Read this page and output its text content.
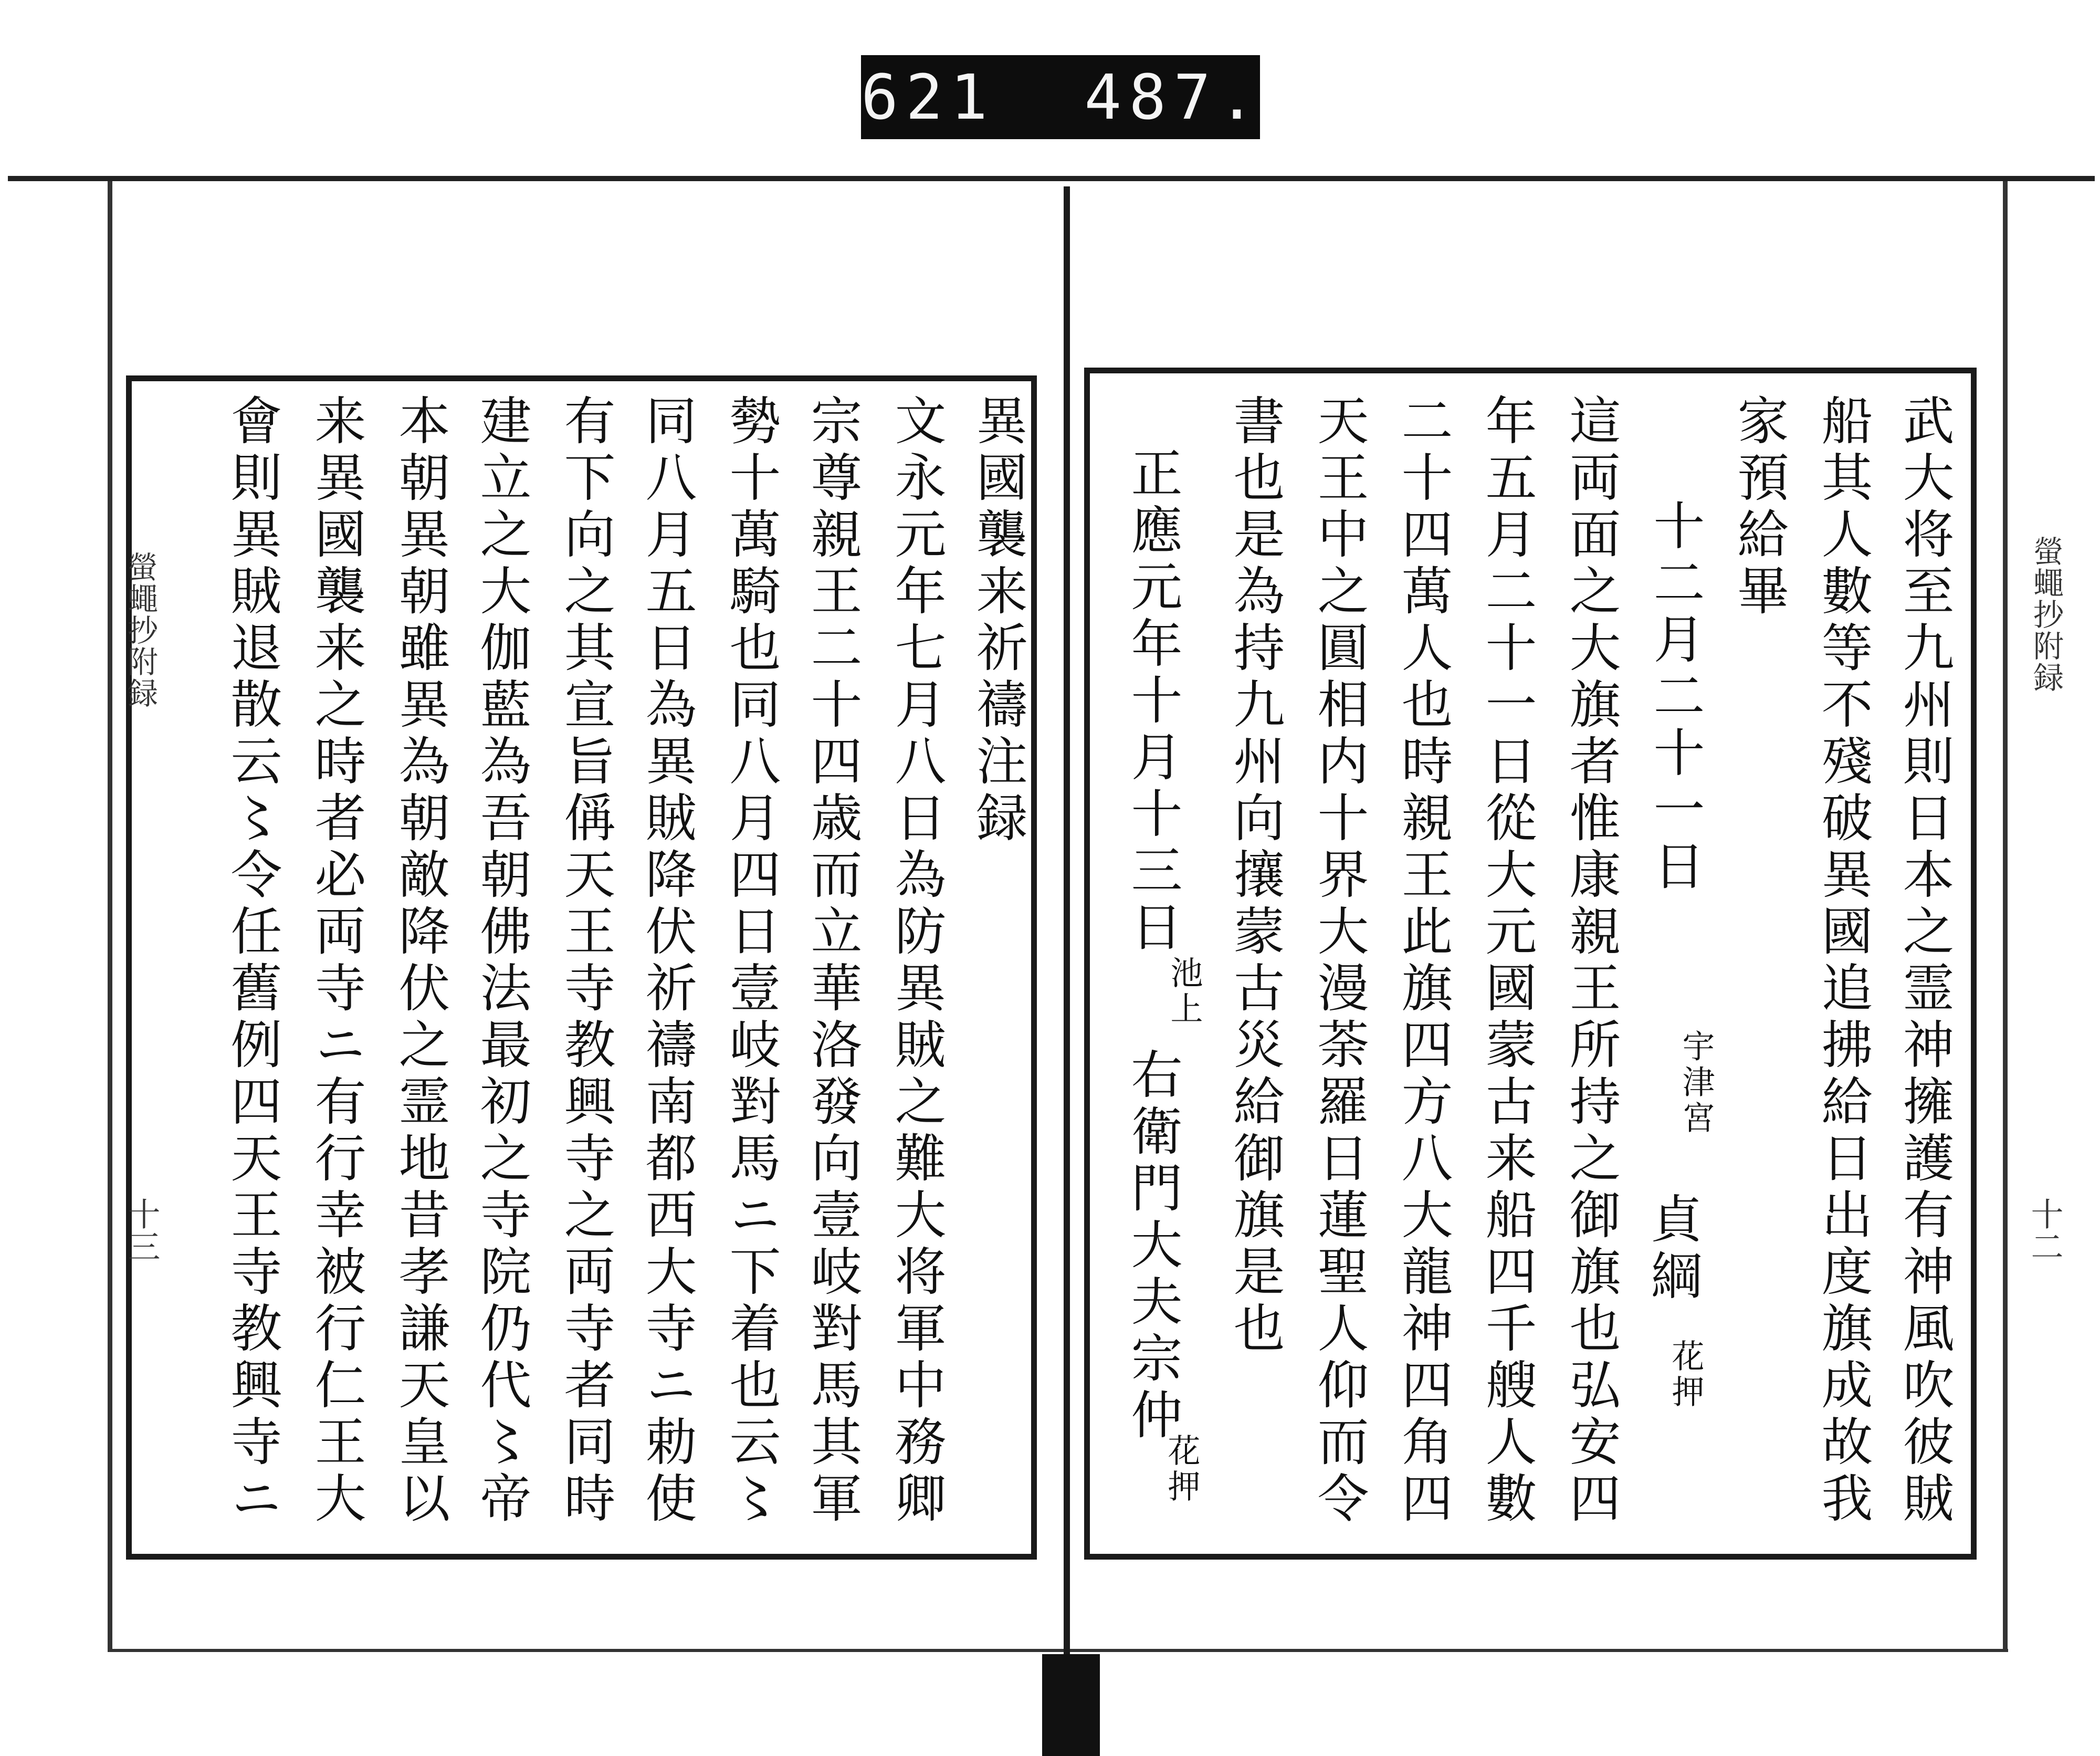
621  487.
螢蠅抄附録
十三
異國襲来祈禱注録
文永元年七月八日為防異賊之難大将軍中務卿
宗尊親王二十四歳而立華洛發向壹岐對馬其軍
勢十萬騎也同八月四日壹岐對馬ニ下着也云〻
同八月五日為異賊降伏祈禱南都西大寺ニ勅使
有下向之其宣旨偁天王寺教興寺之両寺者同時
建立之大伽藍為吾朝佛法最初之寺院仍代〻帝
本朝異朝雖異為朝敵降伏之霊地昔孝謙天皇以
来異國襲来之時者必両寺ニ有行幸被行仁王大
會則異賊退散云〻令任舊例四天王寺教興寺ニ	螢蠅抄附録
十二
武大将至九州則日本之霊神擁護有神風吹彼賊
船其人數等不殘破異國追拂給日出度旗成故我
家預給畢
十二月二十一日
宇津宮
貞綱
花押
這両面之大旗者惟康親王所持之御旗也弘安四
年五月二十一日從大元國蒙古来船四千艘人數
二十四萬人也時親王此旗四方八大龍神四角四
天王中之圓相内十界大漫荼羅日蓮聖人仰而令
書也是為持九州向攘蒙古災給御旗是也
正應元年十月十三日
池上
右衛門大夫宗仲
花押
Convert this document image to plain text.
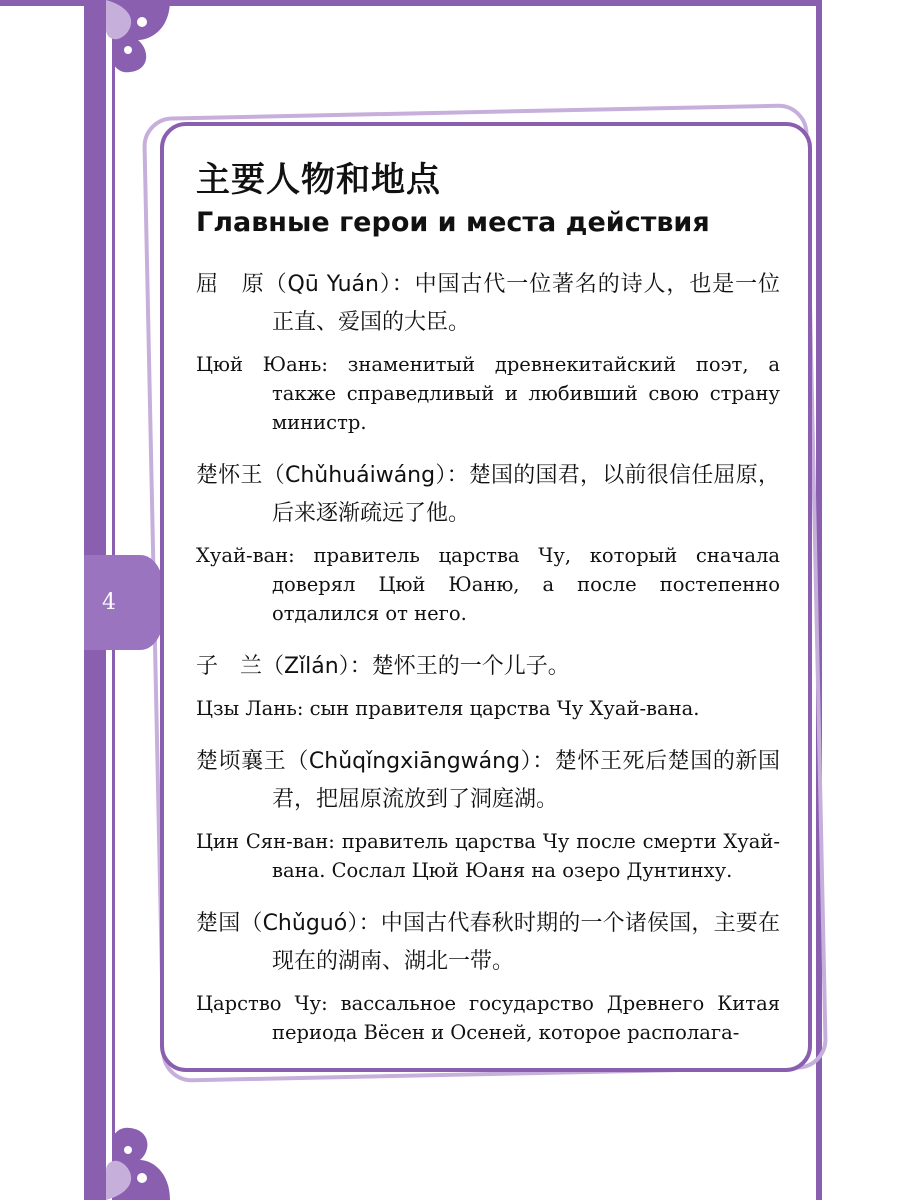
4
主要人物和地点
Главные герои и места действия
屈　原（Qū Yuán）：中国古代一位著名的诗人，也是一位正直、爱国的大臣。
Цюй Юань: знаменитый древнекитайский поэт, а также справедливый и любивший свою страну министр.
楚怀王（Chǔhuáiwáng）：楚国的国君，以前很信任屈原，后来逐渐疏远了他。
Хуай-ван: правитель царства Чу, который сначала доверял Цюй Юаню, а после постепенно отдалился от него.
子　兰（Zǐlán）：楚怀王的一个儿子。
Цзы Лань: сын правителя царства Чу Хуай-вана.
楚顷襄王（Chǔqǐngxiāngwáng）：楚怀王死后楚国的新国君，把屈原流放到了洞庭湖。
Цин Сян-ван: правитель царства Чу после смерти Хуай-вана. Сослал Цюй Юаня на озеро Дунтинху.
楚国（Chǔguó）：中国古代春秋时期的一个诸侯国，主要在现在的湖南、湖北一带。
Царство Чу: вассальное государство Древнего Китая периода Вёсен и Осеней, которое располага-
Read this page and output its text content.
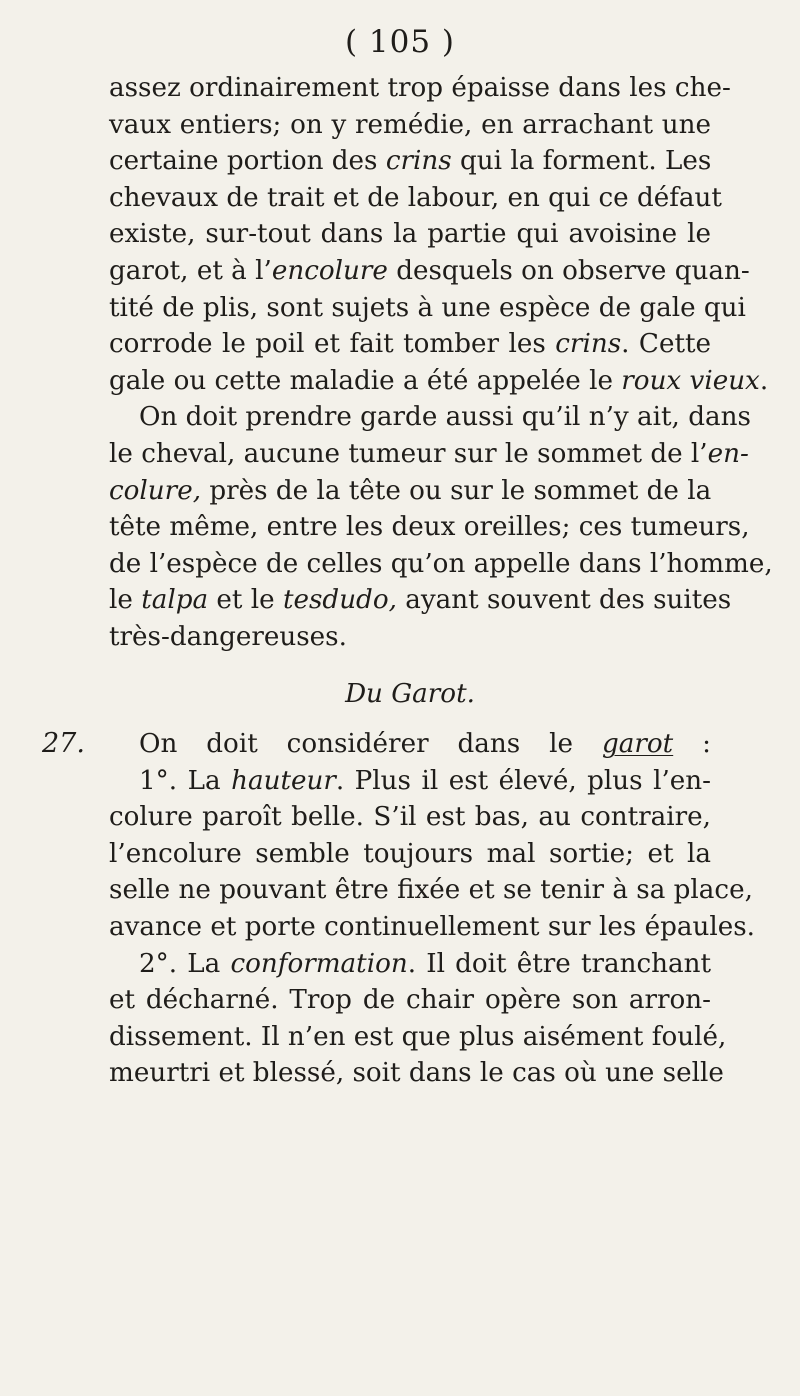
( 105 )
assez ordinairement trop épaisse dans les che-
vaux entiers; on y remédie, en arrachant une
certaine portion des crins qui la forment. Les
chevaux de trait et de labour, en qui ce défaut
existe, sur-tout dans la partie qui avoisine le
garot, et à l’encolure desquels on observe quan-
tité de plis, sont sujets à une espèce de gale qui
corrode le poil et fait tomber les crins. Cette
gale ou cette maladie a été appelée le roux vieux.
On doit prendre garde aussi qu’il n’y ait, dans
le cheval, aucune tumeur sur le sommet de l’en-
colure, près de la tête ou sur le sommet de la
tête même, entre les deux oreilles; ces tumeurs,
de l’espèce de celles qu’on appelle dans l’homme,
le talpa et le tesdudo, ayant souvent des suites
très-dangereuses.
Du Garot.
On doit considérer dans le garot :
1°. La hauteur. Plus il est élevé, plus l’en-
colure paroît belle. S’il est bas, au contraire,
l’encolure semble toujours mal sortie; et la
selle ne pouvant être fixée et se tenir à sa place,
avance et porte continuellement sur les épaules.
2°. La conformation. Il doit être tranchant
et décharné. Trop de chair opère son arron-
dissement. Il n’en est que plus aisément foulé,
meurtri et blessé, soit dans le cas où une selle
27.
····················
Exercise task: Write out all the entries word for word, but skip any images.

Response for this exercise:
Read this page and output its text content.
621  487.
螢蠅抄附録
十三
異國襲来祈禱注録
文永元年七月八日為防異賊之難大将軍中務卿
宗尊親王二十四歳而立華洛發向壹岐對馬其軍
勢十萬騎也同八月四日壹岐對馬ニ下着也云〻
同八月五日為異賊降伏祈禱南都西大寺ニ勅使
有下向之其宣旨偁天王寺教興寺之両寺者同時
建立之大伽藍為吾朝佛法最初之寺院仍代〻帝
本朝異朝雖異為朝敵降伏之霊地昔孝謙天皇以
来異國襲来之時者必両寺ニ有行幸被行仁王大
會則異賊退散云〻令任舊例四天王寺教興寺ニ	螢蠅抄附録
十二
武大将至九州則日本之霊神擁護有神風吹彼賊
船其人數等不殘破異國追拂給日出度旗成故我
家預給畢
十二月二十一日
宇津宮
貞綱
花押
這両面之大旗者惟康親王所持之御旗也弘安四
年五月二十一日從大元國蒙古来船四千艘人數
二十四萬人也時親王此旗四方八大龍神四角四
天王中之圓相内十界大漫荼羅日蓮聖人仰而令
書也是為持九州向攘蒙古災給御旗是也
正應元年十月十三日
池上
右衛門大夫宗仲
花押
Convert this document image to plain text.
4
主要人物和地点
Главные герои и места действия
屈　原（Qū Yuán）：中国古代一位著名的诗人，也是一位正直、爱国的大臣。
Цюй Юань: знаменитый древнекитайский поэт, а также справедливый и любивший свою страну министр.
楚怀王（Chǔhuáiwáng）：楚国的国君，以前很信任屈原，后来逐渐疏远了他。
Хуай-ван: правитель царства Чу, который сначала доверял Цюй Юаню, а после постепенно отдалился от него.
子　兰（Zǐlán）：楚怀王的一个儿子。
Цзы Лань: сын правителя царства Чу Хуай-вана.
楚顷襄王（Chǔqǐngxiāngwáng）：楚怀王死后楚国的新国君，把屈原流放到了洞庭湖。
Цин Сян-ван: правитель царства Чу после смерти Хуай-вана. Сослал Цюй Юаня на озеро Дунтинху.
楚国（Chǔguó）：中国古代春秋时期的一个诸侯国，主要在现在的湖南、湖北一带。
Царство Чу: вассальное государство Древнего Китая периода Вёсен и Осеней, которое располага-
Read this page and output its text content.
( 105 )
assez ordinairement trop épaisse dans les che-
vaux entiers; on y remédie, en arrachant une
certaine portion des crins qui la forment. Les
chevaux de trait et de labour, en qui ce défaut
existe, sur-tout dans la partie qui avoisine le
garot, et à l’encolure desquels on observe quan-
tité de plis, sont sujets à une espèce de gale qui
corrode le poil et fait tomber les crins. Cette
gale ou cette maladie a été appelée le roux vieux.
On doit prendre garde aussi qu’il n’y ait, dans
le cheval, aucune tumeur sur le sommet de l’en-
colure, près de la tête ou sur le sommet de la
tête même, entre les deux oreilles; ces tumeurs,
de l’espèce de celles qu’on appelle dans l’homme,
le talpa et le tesdudo, ayant souvent des suites
très-dangereuses.
Du Garot.
On doit considérer dans le garot :
1°. La hauteur. Plus il est élevé, plus l’en-
colure paroît belle. S’il est bas, au contraire,
l’encolure semble toujours mal sortie; et la
selle ne pouvant être fixée et se tenir à sa place,
avance et porte continuellement sur les épaules.
2°. La conformation. Il doit être tranchant
et décharné. Trop de chair opère son arron-
dissement. Il n’en est que plus aisément foulé,
meurtri et blessé, soit dans le cas où une selle
27.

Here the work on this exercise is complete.